I said in Chapter One that the time is right for reassessing the relationship of Galicia and Galician culture with the wider world. The project I set out to achieve in Writing Galicia was to explore a part of the literary and cultural geography of Galician writing which, if not exactly undiscovered country, remains largely unfamiliar to most readers and critics: the Anglophone world, and especially the United Kingdom, which in has in recent years become a minor hub for Galician cultural production. Reading a range of literary texts that have arisen out of contact between Galicia and the Anglophone world, Writing Galicia traces the emergence, development, and sometimes failure of a series of innovative attempts to navigate the shifting relations between cultural identity, cultural history, cartography and aesthetics that have shaped post-democratic Galicia. I also said in Chapter One that one of the objectives of Writing Galicia was to understand not only the internal organization of the works I would read, but also their organization in relation to one another, as part of Galician cultural production and cultural history, and, too, as part of a wider, transnational conversation. If the study has achieved its purpose, the dynamic, relational geopoetics theorized and historicized in the opening chapters will have been modelled, tested, and perhaps tempered in the critical readings that followed.

**Requests**
• a. According to the passage on Galician writing, which part of the Anglophone world has recently become a minor hub for Galician cultural production?
• b. In the records, rewrite the lines from the one containing "morning-time: 04:25 <box>159" up to and including the one containing "morning-height: 5.6 <box>294", swapping "afternoon-height" for "evening-height" and leaving everything else unchanged. Give only those lines.
The records that follow are unrelated to the passage on Galician writing.

**Given entries**
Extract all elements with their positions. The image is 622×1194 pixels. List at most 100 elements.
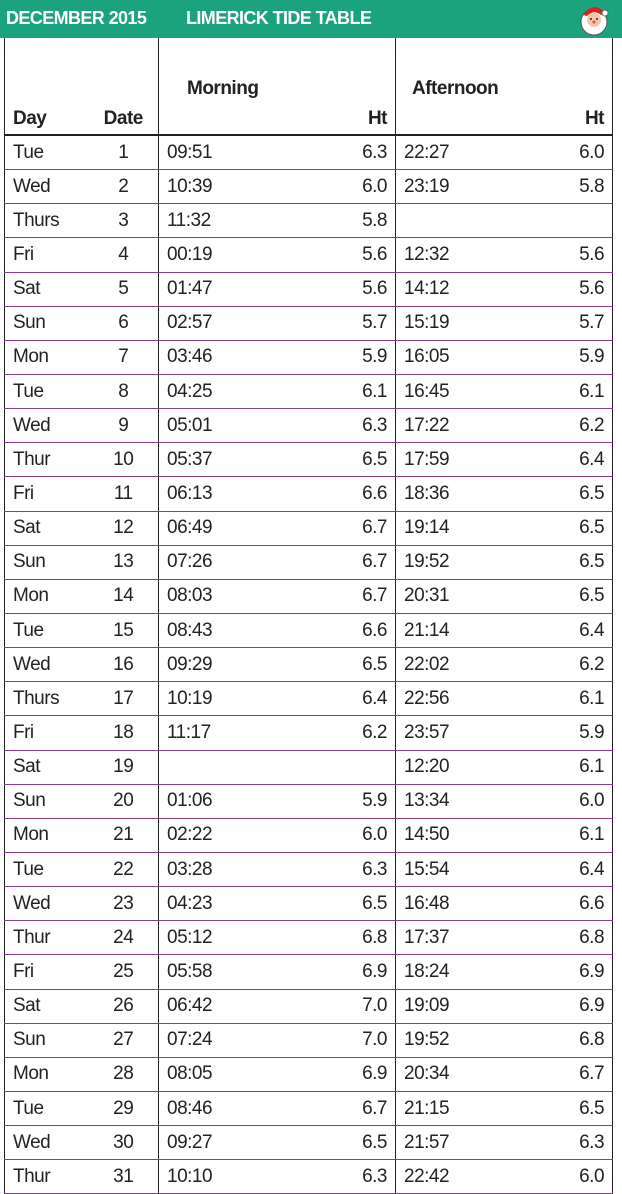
morning-time: 04:25 <box>159 374 294 408</box>
afternoon-height: 6.6 <box>531 887 613 921</box>
afternoon-height: 5.6 <box>531 272 613 306</box>
morning-height: 5.8 <box>294 204 396 238</box>
afternoon-height: 6.9 <box>531 989 613 1023</box>
afternoon-time: 23:57 <box>396 716 531 750</box>
afternoon-time: 14:12 <box>396 272 531 306</box>
morning-height: 6.6 <box>294 613 396 647</box>
afternoon-time: 18:24 <box>396 955 531 989</box>
afternoon-time: 16:45 <box>396 374 531 408</box>
afternoon-height: 5.7 <box>531 306 613 340</box>
morning-height: 6.7 <box>294 579 396 613</box>
morning-time: 11:17 <box>159 716 294 750</box>
afternoon-time: 17:59 <box>396 443 531 477</box>
date: 8 <box>89 374 159 408</box>
morning-time: 04:23 <box>159 887 294 921</box>
date: 21 <box>89 818 159 852</box>
afternoon-height: 6.1 <box>531 682 613 716</box>
afternoon-time: 19:14 <box>396 511 531 545</box>
date: 20 <box>89 784 159 818</box>
morning-time: 05:58 <box>159 955 294 989</box>
afternoon-height: 6.1 <box>531 818 613 852</box>
afternoon-time: 17:37 <box>396 921 531 955</box>
afternoon-time: 17:22 <box>396 409 531 443</box>
morning-height: 6.9 <box>294 955 396 989</box>
afternoon-height: 6.8 <box>531 921 613 955</box>
afternoon-time: 15:54 <box>396 852 531 886</box>
date: 12 <box>89 511 159 545</box>
date: 25 <box>89 955 159 989</box>
afternoon-time: 22:56 <box>396 682 531 716</box>
morning-height: 5.7 <box>294 306 396 340</box>
afternoon-time: 19:52 <box>396 545 531 579</box>
morning-height: 5.6 <box>294 272 396 306</box>
morning-time: 05:01 <box>159 409 294 443</box>
morning-time: 03:28 <box>159 852 294 886</box>
morning-height: 6.9 <box>294 1057 396 1091</box>
date: 16 <box>89 648 159 682</box>
group-header: Afternoon <box>396 38 613 104</box>
column-header: Date <box>89 104 159 135</box>
morning-time: 05:12 <box>159 921 294 955</box>
afternoon-height: 6.1 <box>531 374 613 408</box>
morning-time: 10:19 <box>159 682 294 716</box>
morning-height: 6.5 <box>294 1126 396 1160</box>
afternoon-height: 6.1 <box>531 750 613 784</box>
afternoon-time: 22:02 <box>396 648 531 682</box>
day: Sun <box>5 306 89 340</box>
afternoon-height: 5.6 <box>531 238 613 272</box>
morning-height: 6.1 <box>294 374 396 408</box>
morning-height: 6.5 <box>294 887 396 921</box>
date: 30 <box>89 1126 159 1160</box>
column-header: Ht <box>294 104 396 135</box>
afternoon-height: 6.4 <box>531 443 613 477</box>
day: Tue <box>5 1091 89 1125</box>
date: 6 <box>89 306 159 340</box>
day: Sun <box>5 784 89 818</box>
date: 11 <box>89 477 159 511</box>
morning-time: 08:46 <box>159 1091 294 1125</box>
morning-height: 6.0 <box>294 818 396 852</box>
group-header: Morning <box>159 38 396 104</box>
afternoon-time: 18:36 <box>396 477 531 511</box>
date: 23 <box>89 887 159 921</box>
day: Thurs <box>5 682 89 716</box>
day: Thur <box>5 1160 89 1194</box>
day: Sat <box>5 272 89 306</box>
afternoon-height: 6.8 <box>531 1023 613 1057</box>
date: 1 <box>89 135 159 170</box>
afternoon-time: 21:15 <box>396 1091 531 1125</box>
morning-height: 6.3 <box>294 852 396 886</box>
afternoon-time: 19:52 <box>396 1023 531 1057</box>
day: Mon <box>5 340 89 374</box>
morning-height: 6.5 <box>294 648 396 682</box>
morning-height: 6.7 <box>294 545 396 579</box>
morning-time: 02:22 <box>159 818 294 852</box>
day: Wed <box>5 1126 89 1160</box>
day: Wed <box>5 409 89 443</box>
afternoon-time: 16:48 <box>396 887 531 921</box>
day: Thur <box>5 443 89 477</box>
date: 31 <box>89 1160 159 1194</box>
day: Thur <box>5 921 89 955</box>
morning-time: 09:27 <box>159 1126 294 1160</box>
day: Fri <box>5 955 89 989</box>
afternoon-height: 6.5 <box>531 545 613 579</box>
date: 5 <box>89 272 159 306</box>
title: LIMERICK TIDE TABLE <box>186 8 371 29</box>
day: Tue <box>5 613 89 647</box>
afternoon-time: 12:20 <box>396 750 531 784</box>
morning-height: 5.9 <box>294 784 396 818</box>
header-bar: DECEMBER 2015 LIMERICK TIDE TABLE <box>0 0 622 38</box>
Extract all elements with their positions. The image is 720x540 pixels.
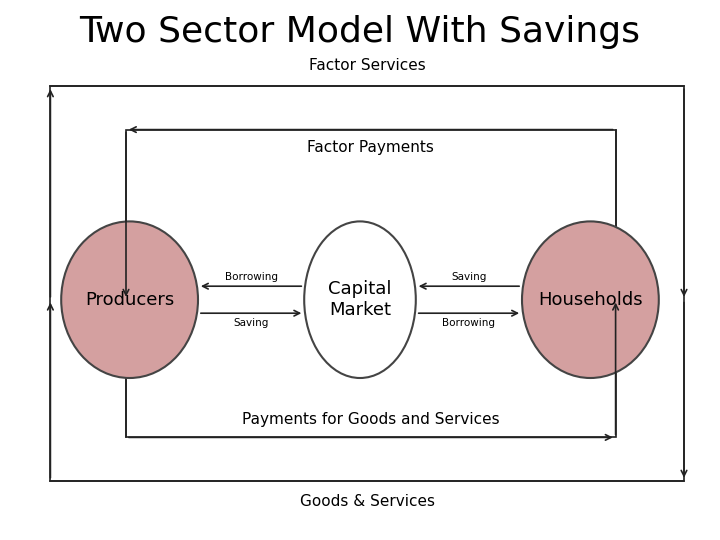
Text: Borrowing: Borrowing xyxy=(442,318,495,328)
Text: Borrowing: Borrowing xyxy=(225,272,278,282)
Ellipse shape xyxy=(304,221,416,378)
Bar xyxy=(126,130,616,437)
Text: Goods & Services: Goods & Services xyxy=(300,494,435,509)
Bar xyxy=(50,86,684,481)
Ellipse shape xyxy=(522,221,659,378)
Text: Factor Services: Factor Services xyxy=(309,58,426,73)
Text: Factor Payments: Factor Payments xyxy=(307,140,434,156)
Text: Saving: Saving xyxy=(451,272,487,282)
Text: Two Sector Model With Savings: Two Sector Model With Savings xyxy=(79,16,641,49)
Text: Capital
Market: Capital Market xyxy=(328,280,392,319)
Text: Payments for Goods and Services: Payments for Goods and Services xyxy=(242,411,500,427)
Ellipse shape xyxy=(61,221,198,378)
Text: Producers: Producers xyxy=(85,291,174,309)
Text: Saving: Saving xyxy=(233,318,269,328)
Text: Households: Households xyxy=(538,291,643,309)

**Set of answers**
• a. The United Kingdom.

• b.
morning-time: 04:25 <box>159 374 294 408</box>
evening-height: 6.6 <box>531 887 613 921</box>
evening-height: 5.6 <box>531 272 613 306</box>
morning-height: 5.8 <box>294 204 396 238</box>
evening-height: 6.9 <box>531 989 613 1023</box>
afternoon-time: 23:57 <box>396 716 531 750</box>
afternoon-time: 14:12 <box>396 272 531 306</box>
morning-height: 6.6 <box>294 613 396 647</box>
afternoon-time: 18:24 <box>396 955 531 989</box>
afternoon-time: 16:45 <box>396 374 531 408</box>
evening-height: 5.7 <box>531 306 613 340</box>
morning-height: 6.7 <box>294 579 396 613</box>
morning-time: 11:17 <box>159 716 294 750</box>
afternoon-time: 17:59 <box>396 443 531 477</box>
date: 8 <box>89 374 159 408</box>
morning-time: 04:23 <box>159 887 294 921</box>
date: 21 <box>89 818 159 852</box>
evening-height: 6.1 <box>531 682 613 716</box>
afternoon-time: 19:14 <box>396 511 531 545</box>
date: 20 <box>89 784 159 818</box>
morning-time: 05:58 <box>159 955 294 989</box>
evening-height: 6.1 <box>531 818 613 852</box>
afternoon-time: 17:37 <box>396 921 531 955</box>
afternoon-time: 17:22 <box>396 409 531 443</box>
morning-height: 6.9 <box>294 955 396 989</box>
evening-height: 6.8 <box>531 921 613 955</box>
afternoon-time: 15:54 <box>396 852 531 886</box>
date: 12 <box>89 511 159 545</box>
date: 25 <box>89 955 159 989</box>
afternoon-time: 22:56 <box>396 682 531 716</box>
morning-height: 5.7 <box>294 306 396 340</box>
afternoon-time: 19:52 <box>396 545 531 579</box>
morning-height: 5.6 <box>294 272 396 306</box>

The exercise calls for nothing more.